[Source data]

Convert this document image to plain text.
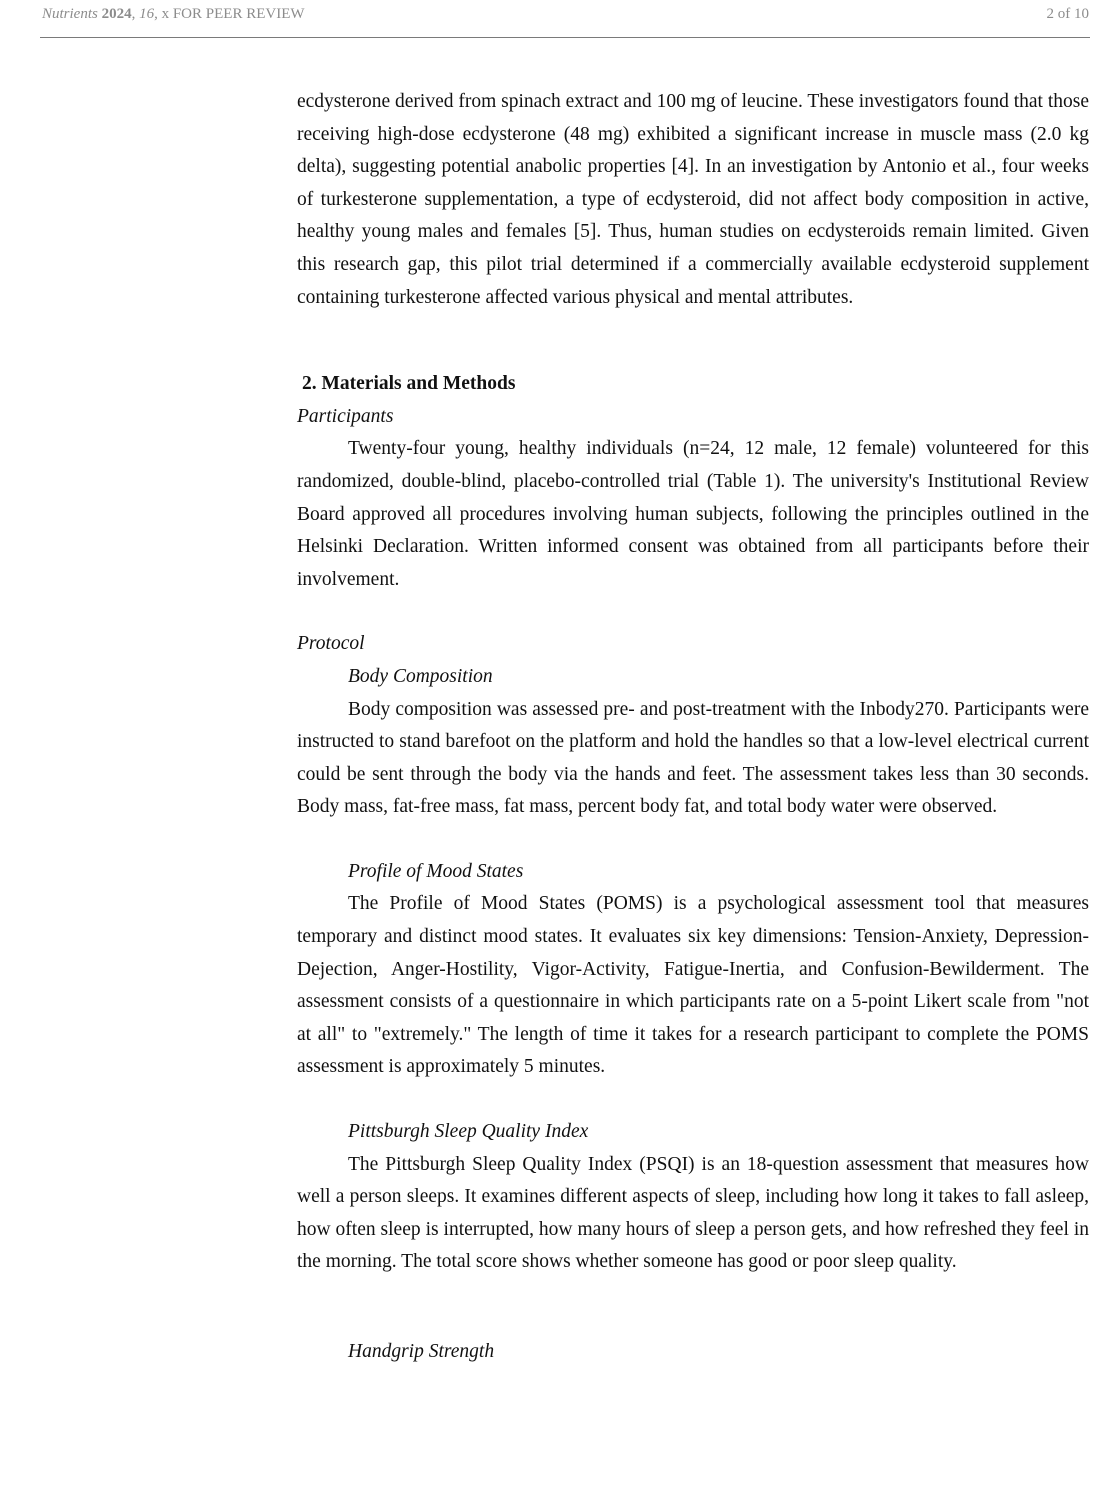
Nutrients 2024, 16, x FOR PEER REVIEW	2 of 10

ecdysterone derived from spinach extract and 100 mg of leucine. These investigators found that those receiving high-dose ecdysterone (48 mg) exhibited a significant increase in muscle mass (2.0 kg delta), suggesting potential anabolic properties [4]. In an investigation by Antonio et al., four weeks of turkesterone supplementation, a type of ecdysteroid, did not affect body composition in active, healthy young males and females [5]. Thus, human studies on ecdysteroids remain limited. Given this research gap, this pilot trial determined if a commercially available ecdysteroid supplement containing turkesterone affected various physical and mental attributes.

2. Materials and Methods

Participants

Twenty-four young, healthy individuals (n=24, 12 male, 12 female) volunteered for this randomized, double-blind, placebo-controlled trial (Table 1). The university's Institutional Review Board approved all procedures involving human subjects, following the principles outlined in the Helsinki Declaration. Written informed consent was obtained from all participants before their involvement.

Protocol

Body Composition

Body composition was assessed pre- and post-treatment with the Inbody270. Participants were instructed to stand barefoot on the platform and hold the handles so that a low-level electrical current could be sent through the body via the hands and feet. The assessment takes less than 30 seconds. Body mass, fat-free mass, fat mass, percent body fat, and total body water were observed.

Profile of Mood States

The Profile of Mood States (POMS) is a psychological assessment tool that measures temporary and distinct mood states. It evaluates six key dimensions: Tension-Anxiety, Depression-Dejection, Anger-Hostility, Vigor-Activity, Fatigue-Inertia, and Confusion-Bewilderment. The assessment consists of a questionnaire in which participants rate on a 5-point Likert scale from "not at all" to "extremely." The length of time it takes for a research participant to complete the POMS assessment is approximately 5 minutes.

Pittsburgh Sleep Quality Index

The Pittsburgh Sleep Quality Index (PSQI) is an 18-question assessment that measures how well a person sleeps. It examines different aspects of sleep, including how long it takes to fall asleep, how often sleep is interrupted, how many hours of sleep a person gets, and how refreshed they feel in the morning. The total score shows whether someone has good or poor sleep quality.

Handgrip Strength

WRITTEN EXERCISE:
Report every line in the data above in which the word "Index" appears.

THE RESULT:
Pittsburgh Sleep Quality Index
The Pittsburgh Sleep Quality Index (PSQI) is an 18-question assessment that measures how well a person sleeps. It examines different aspects of sleep, including how long it takes to fall asleep, how often sleep is interrupted, how many hours of sleep a person gets, and how refreshed they feel in the morning. The total score shows whether someone has good or poor sleep quality.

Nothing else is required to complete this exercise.